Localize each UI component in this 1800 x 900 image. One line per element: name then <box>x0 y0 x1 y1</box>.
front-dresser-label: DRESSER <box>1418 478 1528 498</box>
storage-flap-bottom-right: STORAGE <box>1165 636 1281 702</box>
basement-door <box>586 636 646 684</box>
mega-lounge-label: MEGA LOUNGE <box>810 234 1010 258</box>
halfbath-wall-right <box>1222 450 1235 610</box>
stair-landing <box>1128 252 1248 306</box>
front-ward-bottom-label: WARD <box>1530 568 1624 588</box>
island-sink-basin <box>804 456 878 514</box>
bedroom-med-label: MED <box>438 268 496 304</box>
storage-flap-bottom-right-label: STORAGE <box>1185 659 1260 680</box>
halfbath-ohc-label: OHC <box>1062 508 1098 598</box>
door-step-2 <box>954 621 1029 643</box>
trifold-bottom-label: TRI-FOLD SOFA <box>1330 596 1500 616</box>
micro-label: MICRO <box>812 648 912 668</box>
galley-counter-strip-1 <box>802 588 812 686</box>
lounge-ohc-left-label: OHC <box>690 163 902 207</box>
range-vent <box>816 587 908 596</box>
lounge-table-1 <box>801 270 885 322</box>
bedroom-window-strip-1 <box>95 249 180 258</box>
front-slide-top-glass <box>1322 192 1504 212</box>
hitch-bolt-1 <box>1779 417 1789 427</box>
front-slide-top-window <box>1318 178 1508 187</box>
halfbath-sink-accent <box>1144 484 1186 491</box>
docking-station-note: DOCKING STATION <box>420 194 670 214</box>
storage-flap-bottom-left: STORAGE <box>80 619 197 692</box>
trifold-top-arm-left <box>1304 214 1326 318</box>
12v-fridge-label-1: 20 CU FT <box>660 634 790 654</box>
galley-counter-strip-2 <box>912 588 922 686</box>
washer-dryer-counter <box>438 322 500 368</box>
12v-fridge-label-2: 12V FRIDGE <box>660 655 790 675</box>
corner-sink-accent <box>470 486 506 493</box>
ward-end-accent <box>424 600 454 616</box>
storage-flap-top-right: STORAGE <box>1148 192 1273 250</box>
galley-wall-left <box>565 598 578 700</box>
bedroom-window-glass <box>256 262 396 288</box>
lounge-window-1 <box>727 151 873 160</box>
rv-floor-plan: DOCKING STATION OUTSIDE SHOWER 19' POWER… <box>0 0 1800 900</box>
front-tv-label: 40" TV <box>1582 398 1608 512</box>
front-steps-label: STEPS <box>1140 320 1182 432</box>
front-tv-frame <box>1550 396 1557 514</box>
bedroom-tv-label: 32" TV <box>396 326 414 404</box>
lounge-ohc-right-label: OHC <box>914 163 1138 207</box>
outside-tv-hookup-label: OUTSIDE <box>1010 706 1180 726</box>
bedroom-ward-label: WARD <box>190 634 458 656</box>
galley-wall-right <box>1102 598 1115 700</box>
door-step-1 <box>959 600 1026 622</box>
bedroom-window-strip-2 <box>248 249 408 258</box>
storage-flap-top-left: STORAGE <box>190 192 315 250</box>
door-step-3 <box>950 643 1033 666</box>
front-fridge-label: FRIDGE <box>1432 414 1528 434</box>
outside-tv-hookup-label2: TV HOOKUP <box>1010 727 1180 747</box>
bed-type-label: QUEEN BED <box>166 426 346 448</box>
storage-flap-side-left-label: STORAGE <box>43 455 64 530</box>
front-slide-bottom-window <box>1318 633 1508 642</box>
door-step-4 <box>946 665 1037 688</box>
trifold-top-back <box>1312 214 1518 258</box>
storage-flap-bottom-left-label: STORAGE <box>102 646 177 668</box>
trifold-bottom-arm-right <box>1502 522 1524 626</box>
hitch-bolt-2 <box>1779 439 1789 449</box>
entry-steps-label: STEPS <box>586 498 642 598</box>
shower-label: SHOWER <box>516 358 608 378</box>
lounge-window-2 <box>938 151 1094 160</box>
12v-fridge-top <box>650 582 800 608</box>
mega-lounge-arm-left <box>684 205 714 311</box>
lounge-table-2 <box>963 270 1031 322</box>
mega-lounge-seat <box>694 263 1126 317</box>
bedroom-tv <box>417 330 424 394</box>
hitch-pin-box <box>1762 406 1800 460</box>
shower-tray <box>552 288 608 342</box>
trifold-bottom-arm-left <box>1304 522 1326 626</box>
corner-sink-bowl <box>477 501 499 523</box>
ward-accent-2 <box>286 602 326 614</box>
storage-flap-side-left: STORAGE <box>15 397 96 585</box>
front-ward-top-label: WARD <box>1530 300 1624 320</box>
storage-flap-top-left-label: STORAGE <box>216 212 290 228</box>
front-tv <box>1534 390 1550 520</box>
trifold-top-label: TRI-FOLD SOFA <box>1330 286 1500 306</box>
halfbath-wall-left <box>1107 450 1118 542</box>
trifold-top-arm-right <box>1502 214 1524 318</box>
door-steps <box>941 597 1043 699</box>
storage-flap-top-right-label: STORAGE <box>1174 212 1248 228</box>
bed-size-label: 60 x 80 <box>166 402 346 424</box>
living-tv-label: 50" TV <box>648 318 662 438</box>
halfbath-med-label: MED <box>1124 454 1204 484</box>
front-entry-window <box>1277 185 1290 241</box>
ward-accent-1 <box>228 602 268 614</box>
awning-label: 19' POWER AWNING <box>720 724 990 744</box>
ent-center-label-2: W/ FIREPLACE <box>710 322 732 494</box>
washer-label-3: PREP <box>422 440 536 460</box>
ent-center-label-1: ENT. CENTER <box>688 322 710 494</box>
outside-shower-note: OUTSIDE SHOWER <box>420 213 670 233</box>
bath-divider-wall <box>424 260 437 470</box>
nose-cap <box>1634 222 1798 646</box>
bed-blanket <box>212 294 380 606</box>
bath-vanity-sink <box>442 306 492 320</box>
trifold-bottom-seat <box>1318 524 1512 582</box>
*****
Please copy every line of the material above without changing a single character.

Localize each UI component in this 1800 x 900 image. One line per element: name then <box>x0 y0 x1 y1</box>.
front-dresser-label: DRESSER <box>1418 478 1528 498</box>
storage-flap-bottom-right: STORAGE <box>1165 636 1281 702</box>
basement-door <box>586 636 646 684</box>
mega-lounge-label: MEGA LOUNGE <box>810 234 1010 258</box>
halfbath-wall-right <box>1222 450 1235 610</box>
stair-landing <box>1128 252 1248 306</box>
front-ward-bottom-label: WARD <box>1530 568 1624 588</box>
island-sink-basin <box>804 456 878 514</box>
bedroom-med-label: MED <box>438 268 496 304</box>
storage-flap-bottom-right-label: STORAGE <box>1185 659 1260 680</box>
halfbath-ohc-label: OHC <box>1062 508 1098 598</box>
door-step-2 <box>954 621 1029 643</box>
trifold-bottom-label: TRI-FOLD SOFA <box>1330 596 1500 616</box>
micro-label: MICRO <box>812 648 912 668</box>
galley-counter-strip-1 <box>802 588 812 686</box>
lounge-ohc-left-label: OHC <box>690 163 902 207</box>
range-vent <box>816 587 908 596</box>
lounge-table-1 <box>801 270 885 322</box>
bedroom-window-strip-1 <box>95 249 180 258</box>
front-slide-top-glass <box>1322 192 1504 212</box>
hitch-bolt-1 <box>1779 417 1789 427</box>
front-slide-top-window <box>1318 178 1508 187</box>
halfbath-sink-accent <box>1144 484 1186 491</box>
docking-station-note: DOCKING STATION <box>420 194 670 214</box>
storage-flap-bottom-left: STORAGE <box>80 619 197 692</box>
trifold-top-arm-left <box>1304 214 1326 318</box>
12v-fridge-label-1: 20 CU FT <box>660 634 790 654</box>
galley-counter-strip-2 <box>912 588 922 686</box>
washer-dryer-counter <box>438 322 500 368</box>
12v-fridge-label-2: 12V FRIDGE <box>660 655 790 675</box>
corner-sink-accent <box>470 486 506 493</box>
ward-end-accent <box>424 600 454 616</box>
storage-flap-top-right: STORAGE <box>1148 192 1273 250</box>
galley-wall-left <box>565 598 578 700</box>
bedroom-window-glass <box>256 262 396 288</box>
lounge-window-1 <box>727 151 873 160</box>
rv-floor-plan: DOCKING STATION OUTSIDE SHOWER 19' POWER… <box>0 0 1800 900</box>
front-tv-label: 40" TV <box>1582 398 1608 512</box>
front-steps-label: STEPS <box>1140 320 1182 432</box>
front-tv-frame <box>1550 396 1557 514</box>
bedroom-tv-label: 32" TV <box>396 326 414 404</box>
lounge-ohc-right-label: OHC <box>914 163 1138 207</box>
outside-tv-hookup-label: OUTSIDE <box>1010 706 1180 726</box>
bedroom-ward-label: WARD <box>190 634 458 656</box>
galley-wall-right <box>1102 598 1115 700</box>
door-step-1 <box>959 600 1026 622</box>
bedroom-window-strip-2 <box>248 249 408 258</box>
storage-flap-top-left: STORAGE <box>190 192 315 250</box>
door-step-3 <box>950 643 1033 666</box>
front-fridge-label: FRIDGE <box>1432 414 1528 434</box>
outside-tv-hookup-label2: TV HOOKUP <box>1010 727 1180 747</box>
bed-type-label: QUEEN BED <box>166 426 346 448</box>
storage-flap-side-left-label: STORAGE <box>43 455 64 530</box>
front-slide-bottom-window <box>1318 633 1508 642</box>
door-step-4 <box>946 665 1037 688</box>
trifold-top-back <box>1312 214 1518 258</box>
storage-flap-bottom-left-label: STORAGE <box>102 646 177 668</box>
trifold-bottom-arm-right <box>1502 522 1524 626</box>
hitch-bolt-2 <box>1779 439 1789 449</box>
entry-steps-label: STEPS <box>586 498 642 598</box>
shower-label: SHOWER <box>516 358 608 378</box>
lounge-window-2 <box>938 151 1094 160</box>
12v-fridge-top <box>650 582 800 608</box>
mega-lounge-arm-left <box>684 205 714 311</box>
lounge-table-2 <box>963 270 1031 322</box>
mega-lounge-seat <box>694 263 1126 317</box>
bedroom-tv <box>417 330 424 394</box>
hitch-pin-box <box>1762 406 1800 460</box>
shower-tray <box>552 288 608 342</box>
trifold-bottom-arm-left <box>1304 522 1326 626</box>
corner-sink-bowl <box>477 501 499 523</box>
ward-accent-2 <box>286 602 326 614</box>
storage-flap-side-left: STORAGE <box>15 397 96 585</box>
front-ward-top-label: WARD <box>1530 300 1624 320</box>
storage-flap-top-left-label: STORAGE <box>216 212 290 228</box>
front-tv <box>1534 390 1550 520</box>
trifold-top-label: TRI-FOLD SOFA <box>1330 286 1500 306</box>
halfbath-wall-left <box>1107 450 1118 542</box>
trifold-top-arm-right <box>1502 214 1524 318</box>
door-steps <box>941 597 1043 699</box>
storage-flap-top-right-label: STORAGE <box>1174 212 1248 228</box>
bed-size-label: 60 x 80 <box>166 402 346 424</box>
living-tv-label: 50" TV <box>648 318 662 438</box>
halfbath-med-label: MED <box>1124 454 1204 484</box>
front-entry-window <box>1277 185 1290 241</box>
ward-accent-1 <box>228 602 268 614</box>
awning-label: 19' POWER AWNING <box>720 724 990 744</box>
ent-center-label-2: W/ FIREPLACE <box>710 322 732 494</box>
washer-label-3: PREP <box>422 440 536 460</box>
ent-center-label-1: ENT. CENTER <box>688 322 710 494</box>
outside-shower-note: OUTSIDE SHOWER <box>420 213 670 233</box>
bath-divider-wall <box>424 260 437 470</box>
nose-cap <box>1634 222 1798 646</box>
bed-blanket <box>212 294 380 606</box>
bath-vanity-sink <box>442 306 492 320</box>
trifold-bottom-seat <box>1318 524 1512 582</box>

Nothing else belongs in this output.